Written instruction >>
Check every line of the entries for "等量代换", and copy the lines that hold it.
----- Information supplied -----
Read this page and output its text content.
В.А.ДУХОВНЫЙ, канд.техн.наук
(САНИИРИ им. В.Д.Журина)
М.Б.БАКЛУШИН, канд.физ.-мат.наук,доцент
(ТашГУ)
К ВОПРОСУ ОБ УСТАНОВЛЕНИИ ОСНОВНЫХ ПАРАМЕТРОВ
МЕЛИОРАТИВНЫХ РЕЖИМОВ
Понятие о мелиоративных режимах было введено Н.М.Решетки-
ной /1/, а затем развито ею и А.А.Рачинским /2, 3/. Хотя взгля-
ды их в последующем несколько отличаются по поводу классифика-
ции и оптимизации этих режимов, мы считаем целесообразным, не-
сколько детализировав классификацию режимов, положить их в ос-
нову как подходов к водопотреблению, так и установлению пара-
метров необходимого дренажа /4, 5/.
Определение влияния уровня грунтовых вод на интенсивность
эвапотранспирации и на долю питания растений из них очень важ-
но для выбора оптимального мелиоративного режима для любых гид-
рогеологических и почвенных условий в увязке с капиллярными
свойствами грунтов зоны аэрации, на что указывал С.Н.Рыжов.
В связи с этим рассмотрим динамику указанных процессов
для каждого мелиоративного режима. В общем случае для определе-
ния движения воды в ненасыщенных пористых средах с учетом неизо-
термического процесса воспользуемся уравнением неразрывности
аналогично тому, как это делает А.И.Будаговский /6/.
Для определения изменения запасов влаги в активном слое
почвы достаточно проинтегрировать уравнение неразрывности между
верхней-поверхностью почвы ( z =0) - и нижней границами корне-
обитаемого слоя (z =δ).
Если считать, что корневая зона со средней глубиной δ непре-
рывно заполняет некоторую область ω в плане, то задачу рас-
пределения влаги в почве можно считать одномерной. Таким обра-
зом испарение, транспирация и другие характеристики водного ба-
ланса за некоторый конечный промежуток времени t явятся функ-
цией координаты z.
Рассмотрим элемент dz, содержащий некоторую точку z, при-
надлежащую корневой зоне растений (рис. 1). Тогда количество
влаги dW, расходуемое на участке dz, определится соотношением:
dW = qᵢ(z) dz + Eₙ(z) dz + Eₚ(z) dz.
-----
----- Information supplied -----
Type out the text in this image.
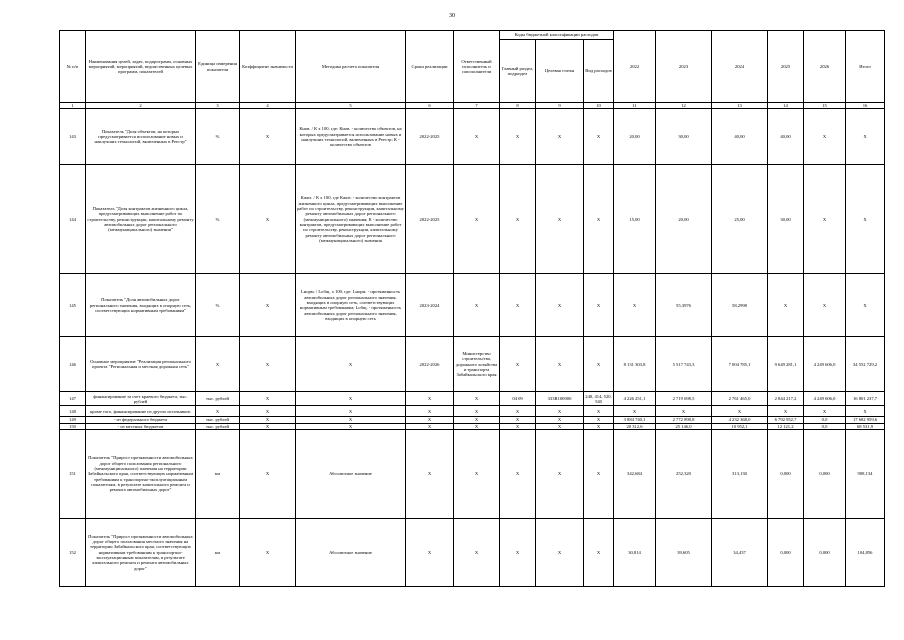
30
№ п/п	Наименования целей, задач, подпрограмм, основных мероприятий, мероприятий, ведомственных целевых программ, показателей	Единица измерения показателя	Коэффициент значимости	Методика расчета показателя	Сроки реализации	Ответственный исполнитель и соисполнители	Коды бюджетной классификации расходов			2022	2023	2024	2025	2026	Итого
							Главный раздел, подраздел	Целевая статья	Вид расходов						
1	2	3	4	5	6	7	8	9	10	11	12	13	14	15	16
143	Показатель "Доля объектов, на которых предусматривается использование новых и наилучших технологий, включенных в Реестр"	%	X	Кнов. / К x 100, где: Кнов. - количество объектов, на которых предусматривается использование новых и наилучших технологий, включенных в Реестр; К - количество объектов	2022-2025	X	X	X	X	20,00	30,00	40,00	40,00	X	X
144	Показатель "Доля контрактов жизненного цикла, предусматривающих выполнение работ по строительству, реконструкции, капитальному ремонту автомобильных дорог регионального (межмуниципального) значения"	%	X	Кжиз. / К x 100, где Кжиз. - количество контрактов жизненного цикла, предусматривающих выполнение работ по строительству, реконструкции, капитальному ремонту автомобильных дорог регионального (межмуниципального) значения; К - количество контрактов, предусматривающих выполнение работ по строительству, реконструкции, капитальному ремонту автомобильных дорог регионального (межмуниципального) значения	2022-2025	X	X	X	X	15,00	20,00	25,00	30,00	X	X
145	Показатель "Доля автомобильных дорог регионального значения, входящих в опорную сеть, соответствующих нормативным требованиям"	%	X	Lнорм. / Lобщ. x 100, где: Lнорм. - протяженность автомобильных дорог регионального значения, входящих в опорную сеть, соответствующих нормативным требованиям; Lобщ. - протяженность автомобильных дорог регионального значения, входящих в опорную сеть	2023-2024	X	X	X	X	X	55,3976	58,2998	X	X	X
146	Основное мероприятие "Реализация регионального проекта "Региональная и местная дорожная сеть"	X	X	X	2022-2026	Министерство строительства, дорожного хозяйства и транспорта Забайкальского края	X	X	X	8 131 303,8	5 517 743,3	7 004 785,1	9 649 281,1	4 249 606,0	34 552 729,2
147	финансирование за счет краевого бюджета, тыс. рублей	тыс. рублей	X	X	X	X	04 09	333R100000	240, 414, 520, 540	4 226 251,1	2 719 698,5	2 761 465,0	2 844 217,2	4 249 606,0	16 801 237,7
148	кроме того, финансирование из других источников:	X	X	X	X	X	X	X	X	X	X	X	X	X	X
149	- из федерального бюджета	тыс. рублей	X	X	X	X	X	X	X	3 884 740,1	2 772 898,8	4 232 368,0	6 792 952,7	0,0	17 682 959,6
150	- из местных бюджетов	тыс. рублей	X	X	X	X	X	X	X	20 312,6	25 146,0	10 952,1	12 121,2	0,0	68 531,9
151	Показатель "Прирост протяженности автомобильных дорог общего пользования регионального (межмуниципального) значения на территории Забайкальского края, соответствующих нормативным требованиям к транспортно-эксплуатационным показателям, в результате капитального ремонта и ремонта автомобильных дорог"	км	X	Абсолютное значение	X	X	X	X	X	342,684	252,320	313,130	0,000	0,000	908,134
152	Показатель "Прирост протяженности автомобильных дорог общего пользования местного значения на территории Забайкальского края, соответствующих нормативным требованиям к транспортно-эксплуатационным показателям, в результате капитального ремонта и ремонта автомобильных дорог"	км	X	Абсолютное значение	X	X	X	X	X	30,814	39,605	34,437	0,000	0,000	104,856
-----
----- Information supplied -----
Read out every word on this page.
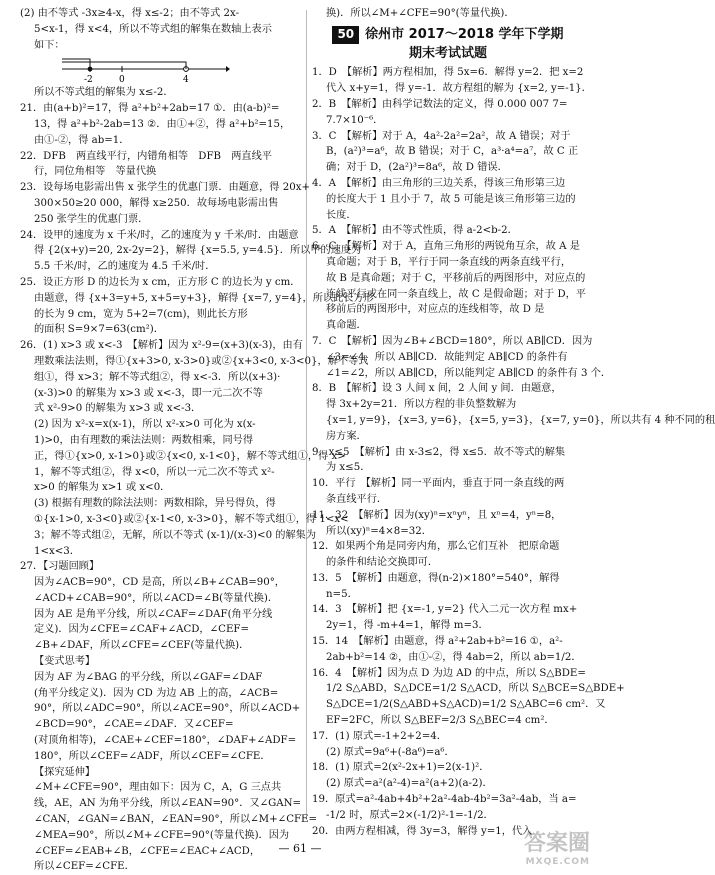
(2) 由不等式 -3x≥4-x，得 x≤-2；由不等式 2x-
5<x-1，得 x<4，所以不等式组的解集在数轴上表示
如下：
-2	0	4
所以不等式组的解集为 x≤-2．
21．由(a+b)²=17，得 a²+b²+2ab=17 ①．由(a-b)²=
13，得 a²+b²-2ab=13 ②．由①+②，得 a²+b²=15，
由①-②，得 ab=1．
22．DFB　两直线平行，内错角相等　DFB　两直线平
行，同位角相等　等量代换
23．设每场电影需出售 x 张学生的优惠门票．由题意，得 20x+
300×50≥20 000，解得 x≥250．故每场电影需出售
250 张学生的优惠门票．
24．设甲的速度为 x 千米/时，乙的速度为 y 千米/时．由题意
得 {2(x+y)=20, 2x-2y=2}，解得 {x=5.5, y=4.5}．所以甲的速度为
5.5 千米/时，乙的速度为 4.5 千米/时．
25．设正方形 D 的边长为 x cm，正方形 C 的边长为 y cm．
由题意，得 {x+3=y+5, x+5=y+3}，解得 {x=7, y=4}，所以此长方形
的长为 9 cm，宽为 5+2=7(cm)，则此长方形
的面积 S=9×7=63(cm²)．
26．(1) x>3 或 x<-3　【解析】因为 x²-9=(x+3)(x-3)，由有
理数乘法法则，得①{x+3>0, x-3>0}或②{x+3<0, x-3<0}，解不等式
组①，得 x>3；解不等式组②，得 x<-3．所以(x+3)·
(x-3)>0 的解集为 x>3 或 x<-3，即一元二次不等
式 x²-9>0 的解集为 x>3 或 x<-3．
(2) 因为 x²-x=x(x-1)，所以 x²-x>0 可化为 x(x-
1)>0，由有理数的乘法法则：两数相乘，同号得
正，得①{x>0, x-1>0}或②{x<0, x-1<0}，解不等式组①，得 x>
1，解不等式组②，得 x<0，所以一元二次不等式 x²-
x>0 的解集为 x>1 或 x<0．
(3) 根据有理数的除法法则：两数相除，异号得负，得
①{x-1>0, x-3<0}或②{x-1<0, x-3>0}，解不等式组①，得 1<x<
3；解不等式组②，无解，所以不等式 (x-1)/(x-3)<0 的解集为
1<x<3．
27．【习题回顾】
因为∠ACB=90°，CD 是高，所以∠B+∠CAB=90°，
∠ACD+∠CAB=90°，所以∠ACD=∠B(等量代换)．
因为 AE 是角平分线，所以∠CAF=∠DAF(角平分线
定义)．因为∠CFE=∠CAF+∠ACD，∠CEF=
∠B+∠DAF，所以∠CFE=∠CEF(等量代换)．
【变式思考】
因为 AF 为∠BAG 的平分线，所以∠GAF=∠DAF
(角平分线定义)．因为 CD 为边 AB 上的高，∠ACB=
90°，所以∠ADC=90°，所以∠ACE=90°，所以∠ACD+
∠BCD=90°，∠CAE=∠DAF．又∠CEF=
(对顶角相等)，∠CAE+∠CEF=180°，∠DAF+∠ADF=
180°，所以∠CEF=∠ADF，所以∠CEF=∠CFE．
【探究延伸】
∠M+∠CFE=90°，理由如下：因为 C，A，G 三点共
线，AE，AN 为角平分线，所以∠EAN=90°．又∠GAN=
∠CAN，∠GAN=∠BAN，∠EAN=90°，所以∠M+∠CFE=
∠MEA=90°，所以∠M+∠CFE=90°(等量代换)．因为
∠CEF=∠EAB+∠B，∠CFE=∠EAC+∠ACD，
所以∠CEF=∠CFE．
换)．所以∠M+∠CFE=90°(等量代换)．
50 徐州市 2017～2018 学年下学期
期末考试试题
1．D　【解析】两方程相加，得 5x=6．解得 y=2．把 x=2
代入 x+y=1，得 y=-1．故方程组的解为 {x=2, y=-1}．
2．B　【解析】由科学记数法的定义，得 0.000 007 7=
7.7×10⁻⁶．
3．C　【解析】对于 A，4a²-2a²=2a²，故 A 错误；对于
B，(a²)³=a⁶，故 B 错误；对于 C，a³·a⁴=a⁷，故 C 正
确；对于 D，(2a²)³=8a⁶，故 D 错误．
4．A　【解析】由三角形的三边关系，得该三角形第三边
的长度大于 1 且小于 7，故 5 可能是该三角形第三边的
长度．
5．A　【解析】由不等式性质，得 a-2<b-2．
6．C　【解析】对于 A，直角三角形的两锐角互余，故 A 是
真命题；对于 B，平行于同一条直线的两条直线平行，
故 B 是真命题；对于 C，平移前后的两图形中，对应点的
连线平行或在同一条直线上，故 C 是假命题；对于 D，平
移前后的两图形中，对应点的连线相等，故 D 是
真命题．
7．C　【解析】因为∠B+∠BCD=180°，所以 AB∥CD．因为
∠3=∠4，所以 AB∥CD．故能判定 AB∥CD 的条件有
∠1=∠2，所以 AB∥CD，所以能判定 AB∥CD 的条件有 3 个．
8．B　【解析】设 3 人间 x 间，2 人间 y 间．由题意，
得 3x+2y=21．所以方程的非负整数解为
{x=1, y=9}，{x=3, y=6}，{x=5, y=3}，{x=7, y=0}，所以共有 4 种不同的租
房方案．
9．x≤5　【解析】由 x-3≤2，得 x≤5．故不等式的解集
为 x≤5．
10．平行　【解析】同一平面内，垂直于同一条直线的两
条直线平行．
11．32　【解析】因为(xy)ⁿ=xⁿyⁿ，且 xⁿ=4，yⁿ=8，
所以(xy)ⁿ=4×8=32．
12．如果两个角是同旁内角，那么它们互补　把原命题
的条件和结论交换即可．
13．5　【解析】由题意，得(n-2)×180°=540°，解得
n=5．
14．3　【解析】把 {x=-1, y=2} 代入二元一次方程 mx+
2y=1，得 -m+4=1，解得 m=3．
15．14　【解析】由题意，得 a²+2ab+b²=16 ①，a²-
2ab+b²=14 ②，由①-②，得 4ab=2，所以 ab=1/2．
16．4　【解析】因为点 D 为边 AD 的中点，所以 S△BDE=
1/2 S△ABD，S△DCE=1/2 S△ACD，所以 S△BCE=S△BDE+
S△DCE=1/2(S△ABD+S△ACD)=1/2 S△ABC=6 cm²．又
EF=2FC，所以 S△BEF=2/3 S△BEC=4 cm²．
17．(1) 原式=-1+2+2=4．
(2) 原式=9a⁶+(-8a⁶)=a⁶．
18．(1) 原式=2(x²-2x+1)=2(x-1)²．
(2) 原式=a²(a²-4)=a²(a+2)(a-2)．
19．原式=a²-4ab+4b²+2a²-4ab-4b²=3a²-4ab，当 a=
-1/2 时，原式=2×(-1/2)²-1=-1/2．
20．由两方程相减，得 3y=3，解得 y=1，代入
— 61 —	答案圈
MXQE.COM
-----
Complete output >>
行，同位角相等　等量代换
∠ACD+∠CAB=90°，所以∠ACD=∠B(等量代换)．
∠B+∠DAF，所以∠CFE=∠CEF(等量代换)．
∠MEA=90°，所以∠M+∠CFE=90°(等量代换)．因为
换)．所以∠M+∠CFE=90°(等量代换)．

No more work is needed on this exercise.